[Saved entries]
★ ★ ★ ★
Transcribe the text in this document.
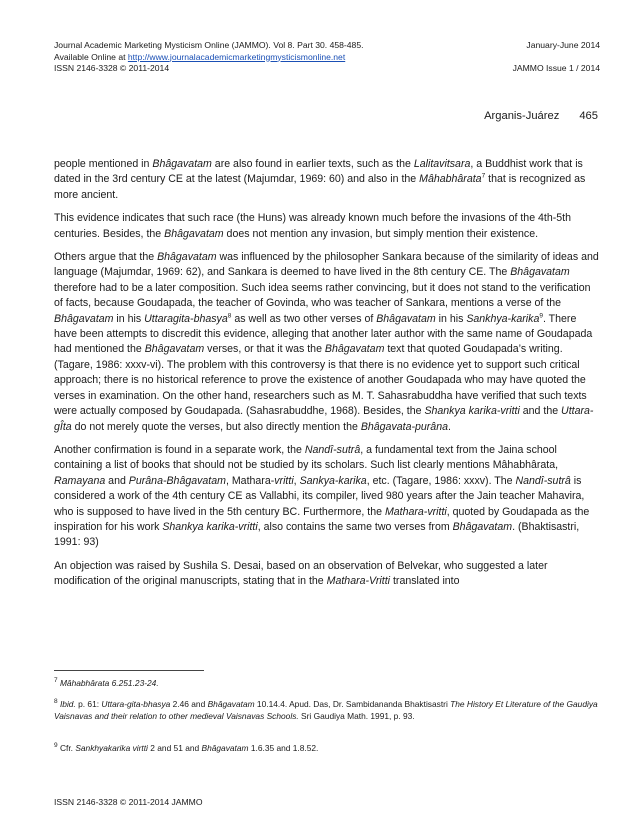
Journal Academic Marketing Mysticism Online (JAMMO). Vol 8. Part 30. 458-485.	January-June 2014
Available Online at http://www.journalacademicmarketingmysticismonline.net
ISSN 2146-3328 © 2011-2014	JAMMO Issue 1 / 2014
Arganis-Juárez 465

people mentioned in Bhâgavatam are also found in earlier texts, such as the Lalitavitsara, a Buddhist work that is dated in the 3rd century CE at the latest (Majumdar, 1969: 60) and also in the Mâhabhârata$^7$ that is recognized as more ancient.

This evidence indicates that such race (the Huns) was already known much before the invasions of the 4th-5th centuries. Besides, the Bhâgavatam does not mention any invasion, but simply mention their existence.

Others argue that the Bhâgavatam was influenced by the philosopher Sankara because of the similarity of ideas and language (Majumdar, 1969: 62), and Sankara is deemed to have lived in the 8th century CE. The Bhâgavatam therefore had to be a later composition. Such idea seems rather convincing, but it does not stand to the verification of facts, because Goudapada, the teacher of Govinda, who was teacher of Sankara, mentions a verse of the Bhâgavatam in his Uttaragita-bhasya$^8$ as well as two other verses of Bhâgavatam in his Sankhya-karika$^9$. There have been attempts to discredit this evidence, alleging that another later author with the same name of Goudapada had mentioned the Bhâgavatam verses, or that it was the Bhâgavatam text that quoted Goudapada’s writing. (Tagare, 1986: xxxv-vi). The problem with this controversy is that there is no evidence yet to support such critical approach; there is no historical reference to prove the existence of another Goudapada who may have quoted the verses in examination. On the other hand, researchers such as M. T. Sahasrabuddha have verified that such texts were actually composed by Goudapada. (Sahasrabuddhe, 1968). Besides, the Shankya karika-vritti and the Uttara-gÎta do not merely quote the verses, but also directly mention the Bhâgavata-purâna.

Another confirmation is found in a separate work, the Nandî-sutrâ, a fundamental text from the Jaina school containing a list of books that should not be studied by its scholars. Such list clearly mentions Mâhabhârata, Ramayana and Purâna-Bhâgavatam, Mathara-vritti, Sankya-karika, etc. (Tagare, 1986: xxxv). The Nandî-sutrâ is considered a work of the 4th century CE as Vallabhi, its compiler, lived 980 years after the Jain teacher Mahavira, who is supposed to have lived in the 5th century BC. Furthermore, the Mathara-vritti, quoted by Goudapada as the inspiration for his work Shankya karika-vritti, also contains the same two verses from Bhâgavatam. (Bhaktisastri, 1991: 93)

An objection was raised by Sushila S. Desai, based on an observation of Belvekar, who suggested a later modification of the original manuscripts, stating that in the Mathara-Vritti translated into

$^7$ Mâhabhârata 6.251.23-24.
$^8$ Ibid. p. 61: Uttara-gita-bhasya 2.46 and Bhâgavatam 10.14.4. Apud. Das, Dr. Sambidananda Bhaktisastri The History Et Literature of the Gaudiya Vaisnavas and their relation to other medieval Vaisnavas Schools. Sri Gaudiya Math. 1991, p. 93.
$^9$ Cfr. Sankhyakarika virtti 2 and 51 and Bhâgavatam 1.6.35 and 1.8.52.
ISSN 2146-3328 © 2011-2014 JAMMO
★ ★ ★ ★
- [Short exercise]:
Copy, from the material, each line that holds the string "found".

- [Complete output]:
people mentioned in Bhâgavatam are also found in earlier texts, such as the Lalitavitsara, a Buddhist work that is dated in the 3rd century CE at the latest (Majumdar, 1969: 60) and also in the Mâhabhârata$^7$ that is recognized as more ancient.
Another confirmation is found in a separate work, the Nandî-sutrâ, a fundamental text from the Jaina school containing a list of books that should not be studied by its scholars. Such list clearly mentions Mâhabhârata, Ramayana and Purâna-Bhâgavatam, Mathara-vritti, Sankya-karika, etc. (Tagare, 1986: xxxv). The Nandî-sutrâ is considered a work of the 4th century CE as Vallabhi, its compiler, lived 980 years after the Jain teacher Mahavira, who is supposed to have lived in the 5th century BC. Furthermore, the Mathara-vritti, quoted by Goudapada as the inspiration for his work Shankya karika-vritti, also contains the same two verses from Bhâgavatam. (Bhaktisastri, 1991: 93)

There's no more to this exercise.